-- Begin Data listing --
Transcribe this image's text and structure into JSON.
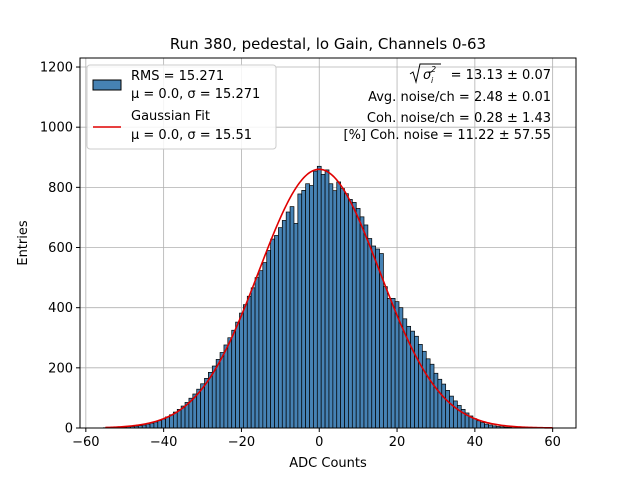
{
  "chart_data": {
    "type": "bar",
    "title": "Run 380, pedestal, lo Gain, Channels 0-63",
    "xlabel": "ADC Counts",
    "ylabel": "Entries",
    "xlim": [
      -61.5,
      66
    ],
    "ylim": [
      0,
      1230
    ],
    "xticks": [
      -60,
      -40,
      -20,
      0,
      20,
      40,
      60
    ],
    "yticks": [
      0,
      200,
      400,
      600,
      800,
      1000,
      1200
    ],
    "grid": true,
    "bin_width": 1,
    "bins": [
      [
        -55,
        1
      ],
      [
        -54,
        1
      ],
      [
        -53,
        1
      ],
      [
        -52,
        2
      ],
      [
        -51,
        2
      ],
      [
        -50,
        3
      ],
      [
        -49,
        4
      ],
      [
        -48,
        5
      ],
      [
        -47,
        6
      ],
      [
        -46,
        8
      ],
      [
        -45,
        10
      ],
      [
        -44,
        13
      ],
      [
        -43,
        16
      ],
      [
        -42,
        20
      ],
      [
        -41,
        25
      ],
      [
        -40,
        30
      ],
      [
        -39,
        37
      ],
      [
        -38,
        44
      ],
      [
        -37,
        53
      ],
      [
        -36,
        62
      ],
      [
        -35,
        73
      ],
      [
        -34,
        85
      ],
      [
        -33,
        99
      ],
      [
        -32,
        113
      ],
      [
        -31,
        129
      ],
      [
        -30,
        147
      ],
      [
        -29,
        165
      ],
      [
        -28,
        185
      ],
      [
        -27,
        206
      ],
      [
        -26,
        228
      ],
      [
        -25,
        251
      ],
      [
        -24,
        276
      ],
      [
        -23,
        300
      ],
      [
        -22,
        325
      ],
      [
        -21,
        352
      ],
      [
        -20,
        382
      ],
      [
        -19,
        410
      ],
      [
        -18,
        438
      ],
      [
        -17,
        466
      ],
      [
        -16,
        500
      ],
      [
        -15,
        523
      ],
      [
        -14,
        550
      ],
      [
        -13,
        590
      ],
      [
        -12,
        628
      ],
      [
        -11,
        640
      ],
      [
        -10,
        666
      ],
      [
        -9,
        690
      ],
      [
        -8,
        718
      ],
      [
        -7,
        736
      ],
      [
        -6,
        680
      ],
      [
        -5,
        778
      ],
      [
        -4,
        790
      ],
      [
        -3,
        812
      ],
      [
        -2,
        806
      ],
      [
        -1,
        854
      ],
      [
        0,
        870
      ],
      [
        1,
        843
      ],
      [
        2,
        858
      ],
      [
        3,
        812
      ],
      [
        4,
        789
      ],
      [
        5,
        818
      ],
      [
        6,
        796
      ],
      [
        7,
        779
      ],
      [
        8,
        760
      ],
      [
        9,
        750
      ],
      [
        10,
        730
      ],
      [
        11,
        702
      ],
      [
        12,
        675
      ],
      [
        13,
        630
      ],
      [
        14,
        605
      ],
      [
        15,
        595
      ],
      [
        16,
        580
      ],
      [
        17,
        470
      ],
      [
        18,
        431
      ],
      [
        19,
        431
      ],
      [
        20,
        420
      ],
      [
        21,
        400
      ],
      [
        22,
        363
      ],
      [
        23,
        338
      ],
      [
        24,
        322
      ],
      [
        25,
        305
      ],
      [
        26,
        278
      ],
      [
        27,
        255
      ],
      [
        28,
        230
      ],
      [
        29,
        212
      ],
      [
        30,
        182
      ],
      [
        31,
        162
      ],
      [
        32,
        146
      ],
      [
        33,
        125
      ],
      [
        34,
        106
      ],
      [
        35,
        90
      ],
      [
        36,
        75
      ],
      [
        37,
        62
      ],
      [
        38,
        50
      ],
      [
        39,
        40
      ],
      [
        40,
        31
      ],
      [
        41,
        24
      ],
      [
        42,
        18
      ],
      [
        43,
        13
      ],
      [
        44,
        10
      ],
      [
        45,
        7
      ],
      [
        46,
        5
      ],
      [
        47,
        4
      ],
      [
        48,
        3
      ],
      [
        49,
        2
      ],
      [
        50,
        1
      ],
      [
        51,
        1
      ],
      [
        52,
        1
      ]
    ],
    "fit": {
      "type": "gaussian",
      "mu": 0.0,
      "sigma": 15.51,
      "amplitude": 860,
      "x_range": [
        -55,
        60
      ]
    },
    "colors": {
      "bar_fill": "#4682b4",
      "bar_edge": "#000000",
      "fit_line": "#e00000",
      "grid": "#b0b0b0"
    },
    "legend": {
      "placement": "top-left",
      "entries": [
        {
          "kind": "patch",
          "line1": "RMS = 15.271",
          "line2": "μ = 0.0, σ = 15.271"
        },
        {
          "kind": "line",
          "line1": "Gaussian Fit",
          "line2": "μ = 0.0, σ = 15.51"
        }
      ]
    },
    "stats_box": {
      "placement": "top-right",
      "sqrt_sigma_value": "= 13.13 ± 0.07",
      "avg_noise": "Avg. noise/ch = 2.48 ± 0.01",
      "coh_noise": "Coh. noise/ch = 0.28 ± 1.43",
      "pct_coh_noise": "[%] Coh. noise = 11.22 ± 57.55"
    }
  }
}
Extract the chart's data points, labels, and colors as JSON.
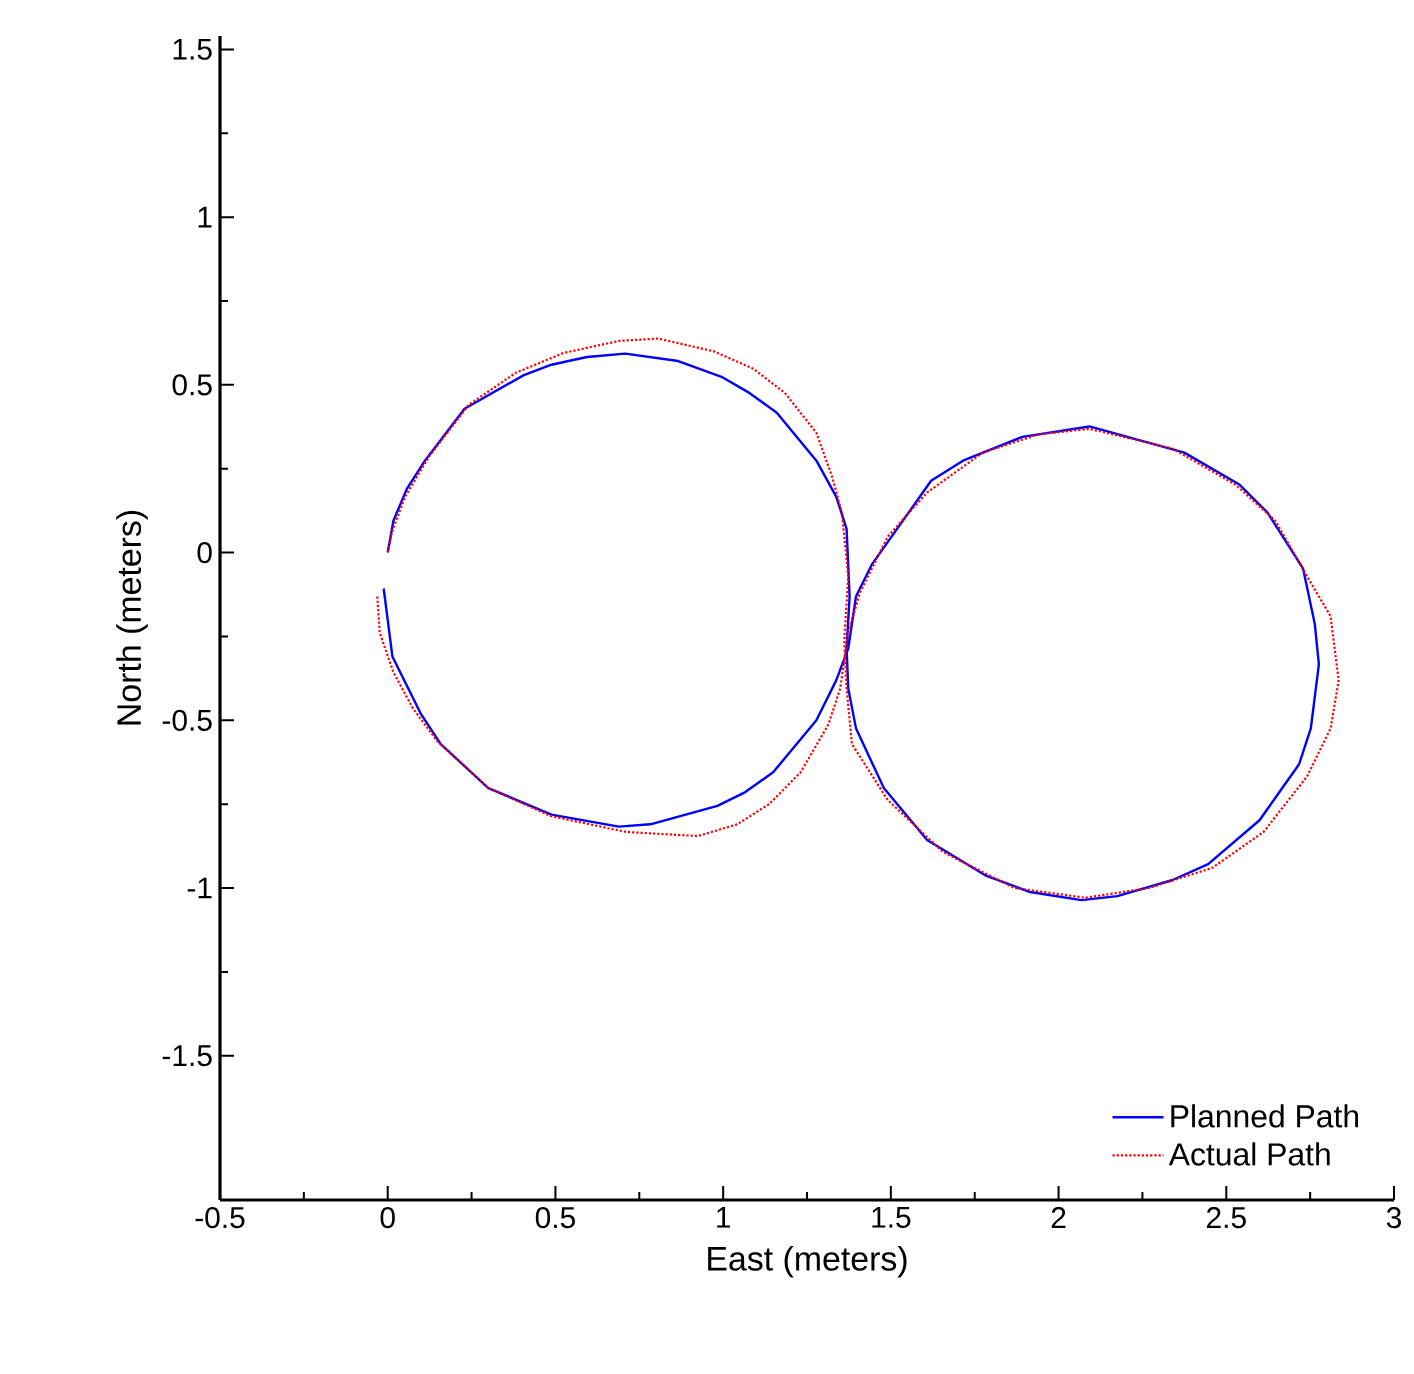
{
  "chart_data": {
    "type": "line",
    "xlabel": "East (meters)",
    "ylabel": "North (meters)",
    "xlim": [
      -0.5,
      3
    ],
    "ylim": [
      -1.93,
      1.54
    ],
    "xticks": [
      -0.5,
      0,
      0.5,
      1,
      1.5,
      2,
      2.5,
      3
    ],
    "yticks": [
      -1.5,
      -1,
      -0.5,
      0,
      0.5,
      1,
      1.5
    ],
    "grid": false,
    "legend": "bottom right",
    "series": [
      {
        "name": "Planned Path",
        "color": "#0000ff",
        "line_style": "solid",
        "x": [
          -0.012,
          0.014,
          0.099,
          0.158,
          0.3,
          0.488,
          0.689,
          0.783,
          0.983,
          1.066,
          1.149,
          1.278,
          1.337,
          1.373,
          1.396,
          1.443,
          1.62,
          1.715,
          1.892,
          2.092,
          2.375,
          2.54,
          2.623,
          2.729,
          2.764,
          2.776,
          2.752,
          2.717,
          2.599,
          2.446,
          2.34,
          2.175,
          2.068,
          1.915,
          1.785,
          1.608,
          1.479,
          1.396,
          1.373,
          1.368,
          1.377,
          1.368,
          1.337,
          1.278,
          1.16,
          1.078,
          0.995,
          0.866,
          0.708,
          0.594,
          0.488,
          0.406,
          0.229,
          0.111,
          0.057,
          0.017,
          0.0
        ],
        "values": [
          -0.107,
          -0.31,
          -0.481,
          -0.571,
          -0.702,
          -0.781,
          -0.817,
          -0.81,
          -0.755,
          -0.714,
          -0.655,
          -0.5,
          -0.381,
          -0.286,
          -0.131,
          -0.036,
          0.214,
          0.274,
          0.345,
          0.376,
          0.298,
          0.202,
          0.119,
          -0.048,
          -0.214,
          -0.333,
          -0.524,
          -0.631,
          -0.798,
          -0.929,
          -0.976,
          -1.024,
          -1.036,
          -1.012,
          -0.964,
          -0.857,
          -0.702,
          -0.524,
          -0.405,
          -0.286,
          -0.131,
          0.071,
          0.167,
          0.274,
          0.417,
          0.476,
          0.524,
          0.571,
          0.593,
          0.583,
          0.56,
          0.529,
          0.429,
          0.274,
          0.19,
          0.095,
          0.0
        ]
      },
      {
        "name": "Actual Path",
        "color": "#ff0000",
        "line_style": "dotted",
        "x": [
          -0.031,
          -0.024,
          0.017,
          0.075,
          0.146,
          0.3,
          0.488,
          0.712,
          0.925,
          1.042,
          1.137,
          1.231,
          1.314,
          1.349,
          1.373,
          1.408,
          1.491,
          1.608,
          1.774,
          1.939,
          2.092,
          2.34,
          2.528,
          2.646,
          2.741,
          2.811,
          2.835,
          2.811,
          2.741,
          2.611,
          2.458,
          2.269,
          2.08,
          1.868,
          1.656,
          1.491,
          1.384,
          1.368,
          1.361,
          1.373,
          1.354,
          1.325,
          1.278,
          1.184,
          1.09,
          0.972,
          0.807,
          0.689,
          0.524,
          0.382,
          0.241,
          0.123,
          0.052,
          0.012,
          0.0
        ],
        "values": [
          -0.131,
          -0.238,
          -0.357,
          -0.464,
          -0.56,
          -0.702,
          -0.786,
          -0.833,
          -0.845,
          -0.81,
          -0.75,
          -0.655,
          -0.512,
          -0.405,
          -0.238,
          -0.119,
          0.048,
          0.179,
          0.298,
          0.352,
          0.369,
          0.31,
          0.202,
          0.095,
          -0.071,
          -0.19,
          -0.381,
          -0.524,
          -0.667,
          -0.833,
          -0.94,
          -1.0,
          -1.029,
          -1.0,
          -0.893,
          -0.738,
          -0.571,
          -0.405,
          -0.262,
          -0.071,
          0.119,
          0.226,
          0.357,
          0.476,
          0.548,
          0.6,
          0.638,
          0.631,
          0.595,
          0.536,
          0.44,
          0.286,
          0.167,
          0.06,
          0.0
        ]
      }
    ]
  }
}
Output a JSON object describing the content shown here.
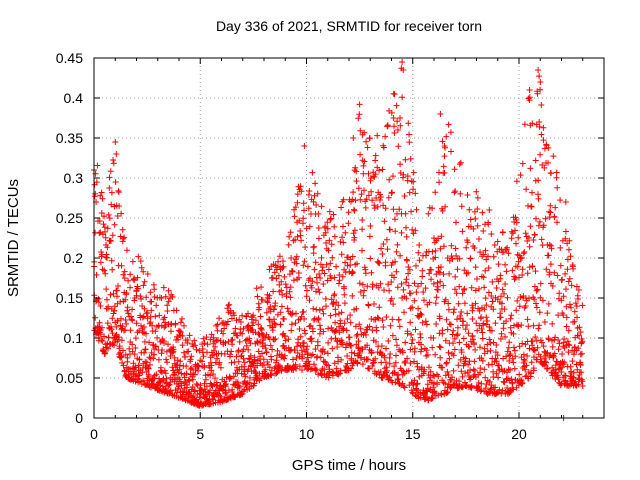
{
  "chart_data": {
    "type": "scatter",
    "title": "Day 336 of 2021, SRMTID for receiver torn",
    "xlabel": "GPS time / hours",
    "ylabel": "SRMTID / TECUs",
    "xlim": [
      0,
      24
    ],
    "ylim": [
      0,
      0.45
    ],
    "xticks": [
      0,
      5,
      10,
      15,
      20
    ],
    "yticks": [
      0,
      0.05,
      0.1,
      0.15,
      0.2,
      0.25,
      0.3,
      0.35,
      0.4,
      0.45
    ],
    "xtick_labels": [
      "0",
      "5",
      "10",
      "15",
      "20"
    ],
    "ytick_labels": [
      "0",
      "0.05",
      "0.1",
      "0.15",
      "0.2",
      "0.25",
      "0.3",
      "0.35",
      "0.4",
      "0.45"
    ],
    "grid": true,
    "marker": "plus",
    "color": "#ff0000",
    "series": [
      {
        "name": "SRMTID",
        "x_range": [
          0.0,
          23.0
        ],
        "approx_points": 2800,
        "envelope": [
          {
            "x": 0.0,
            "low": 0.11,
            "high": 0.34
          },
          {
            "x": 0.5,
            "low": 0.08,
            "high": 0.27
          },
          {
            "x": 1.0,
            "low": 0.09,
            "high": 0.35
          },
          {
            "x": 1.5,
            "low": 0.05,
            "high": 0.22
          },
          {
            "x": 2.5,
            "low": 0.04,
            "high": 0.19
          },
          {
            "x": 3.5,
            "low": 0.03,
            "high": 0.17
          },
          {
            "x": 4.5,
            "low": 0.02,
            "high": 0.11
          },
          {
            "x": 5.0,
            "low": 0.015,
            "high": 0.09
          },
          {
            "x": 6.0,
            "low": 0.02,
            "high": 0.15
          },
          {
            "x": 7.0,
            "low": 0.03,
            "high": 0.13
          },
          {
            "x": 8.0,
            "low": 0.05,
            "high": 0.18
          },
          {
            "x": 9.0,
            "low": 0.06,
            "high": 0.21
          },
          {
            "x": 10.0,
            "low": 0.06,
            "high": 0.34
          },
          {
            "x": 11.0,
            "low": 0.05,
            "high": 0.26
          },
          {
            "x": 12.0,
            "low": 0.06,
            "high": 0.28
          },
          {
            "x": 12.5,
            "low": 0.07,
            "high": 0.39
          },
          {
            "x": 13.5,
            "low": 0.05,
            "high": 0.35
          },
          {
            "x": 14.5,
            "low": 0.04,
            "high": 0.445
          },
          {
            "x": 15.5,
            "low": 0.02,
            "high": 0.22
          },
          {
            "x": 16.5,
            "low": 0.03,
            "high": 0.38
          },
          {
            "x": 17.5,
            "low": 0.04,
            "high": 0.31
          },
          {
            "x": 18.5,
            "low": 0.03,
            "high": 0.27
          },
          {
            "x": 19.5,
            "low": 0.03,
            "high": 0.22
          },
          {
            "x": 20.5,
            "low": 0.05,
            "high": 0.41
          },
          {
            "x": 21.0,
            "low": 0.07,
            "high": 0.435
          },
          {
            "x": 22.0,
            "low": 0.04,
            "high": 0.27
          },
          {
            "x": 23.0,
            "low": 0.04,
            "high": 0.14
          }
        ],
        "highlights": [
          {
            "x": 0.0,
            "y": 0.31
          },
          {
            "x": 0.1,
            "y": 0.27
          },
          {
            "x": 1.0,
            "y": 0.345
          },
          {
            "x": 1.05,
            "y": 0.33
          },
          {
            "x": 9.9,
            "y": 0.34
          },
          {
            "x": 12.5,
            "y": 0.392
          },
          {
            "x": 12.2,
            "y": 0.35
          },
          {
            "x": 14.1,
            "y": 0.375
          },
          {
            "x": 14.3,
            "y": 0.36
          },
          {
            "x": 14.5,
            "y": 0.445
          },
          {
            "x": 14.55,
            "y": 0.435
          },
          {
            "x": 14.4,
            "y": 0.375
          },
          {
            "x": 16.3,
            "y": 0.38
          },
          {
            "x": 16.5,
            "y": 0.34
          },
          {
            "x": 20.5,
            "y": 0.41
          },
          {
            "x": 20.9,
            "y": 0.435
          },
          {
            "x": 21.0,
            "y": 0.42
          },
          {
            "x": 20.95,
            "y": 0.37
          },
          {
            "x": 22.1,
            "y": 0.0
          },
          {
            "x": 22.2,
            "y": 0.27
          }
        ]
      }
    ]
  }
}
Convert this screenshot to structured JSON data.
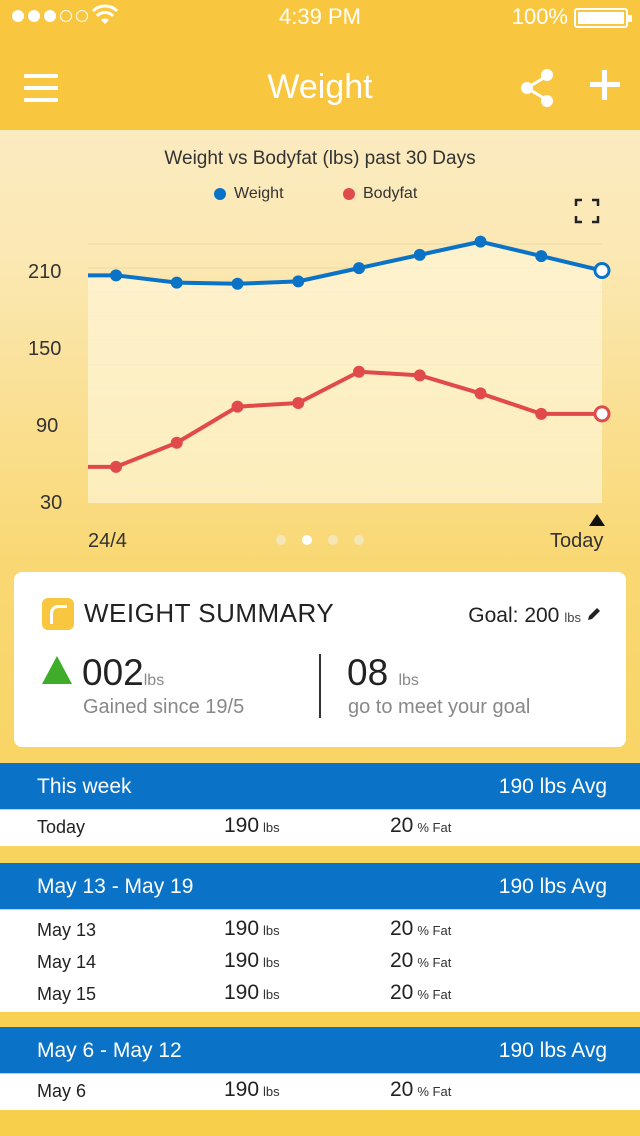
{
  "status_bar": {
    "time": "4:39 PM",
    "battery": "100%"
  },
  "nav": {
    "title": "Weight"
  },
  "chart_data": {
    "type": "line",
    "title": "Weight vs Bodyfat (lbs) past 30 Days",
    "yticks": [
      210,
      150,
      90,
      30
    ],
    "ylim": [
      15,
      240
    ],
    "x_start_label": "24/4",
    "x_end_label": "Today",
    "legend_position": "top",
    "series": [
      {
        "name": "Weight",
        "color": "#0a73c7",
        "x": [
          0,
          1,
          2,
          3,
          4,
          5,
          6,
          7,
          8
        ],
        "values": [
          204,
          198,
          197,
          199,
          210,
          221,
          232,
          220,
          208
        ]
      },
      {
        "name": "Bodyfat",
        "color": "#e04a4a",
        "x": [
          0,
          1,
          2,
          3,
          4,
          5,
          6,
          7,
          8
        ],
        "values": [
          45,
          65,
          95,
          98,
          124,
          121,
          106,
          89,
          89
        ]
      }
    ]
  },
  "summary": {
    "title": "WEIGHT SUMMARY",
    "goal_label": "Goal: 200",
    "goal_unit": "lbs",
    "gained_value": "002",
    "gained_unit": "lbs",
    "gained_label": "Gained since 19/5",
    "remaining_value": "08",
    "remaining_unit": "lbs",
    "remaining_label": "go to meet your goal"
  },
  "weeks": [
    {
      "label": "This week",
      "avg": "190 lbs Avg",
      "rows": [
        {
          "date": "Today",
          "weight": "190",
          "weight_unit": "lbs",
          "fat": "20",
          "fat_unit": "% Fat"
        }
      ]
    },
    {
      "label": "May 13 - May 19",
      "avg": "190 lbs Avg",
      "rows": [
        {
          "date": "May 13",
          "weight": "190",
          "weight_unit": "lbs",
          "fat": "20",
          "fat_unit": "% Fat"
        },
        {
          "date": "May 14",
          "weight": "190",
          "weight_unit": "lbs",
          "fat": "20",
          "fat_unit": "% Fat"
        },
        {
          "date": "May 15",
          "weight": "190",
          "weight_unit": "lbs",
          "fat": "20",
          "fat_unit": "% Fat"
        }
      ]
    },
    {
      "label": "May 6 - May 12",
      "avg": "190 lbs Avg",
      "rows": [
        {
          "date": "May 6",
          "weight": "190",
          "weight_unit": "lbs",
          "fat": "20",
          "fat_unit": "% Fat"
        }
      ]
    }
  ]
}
-- End Data listing --
◆ Request ◆
Count the lines of the listing above that include the word "date" and state the total with nothing else.

◆ Worked solution ◆
5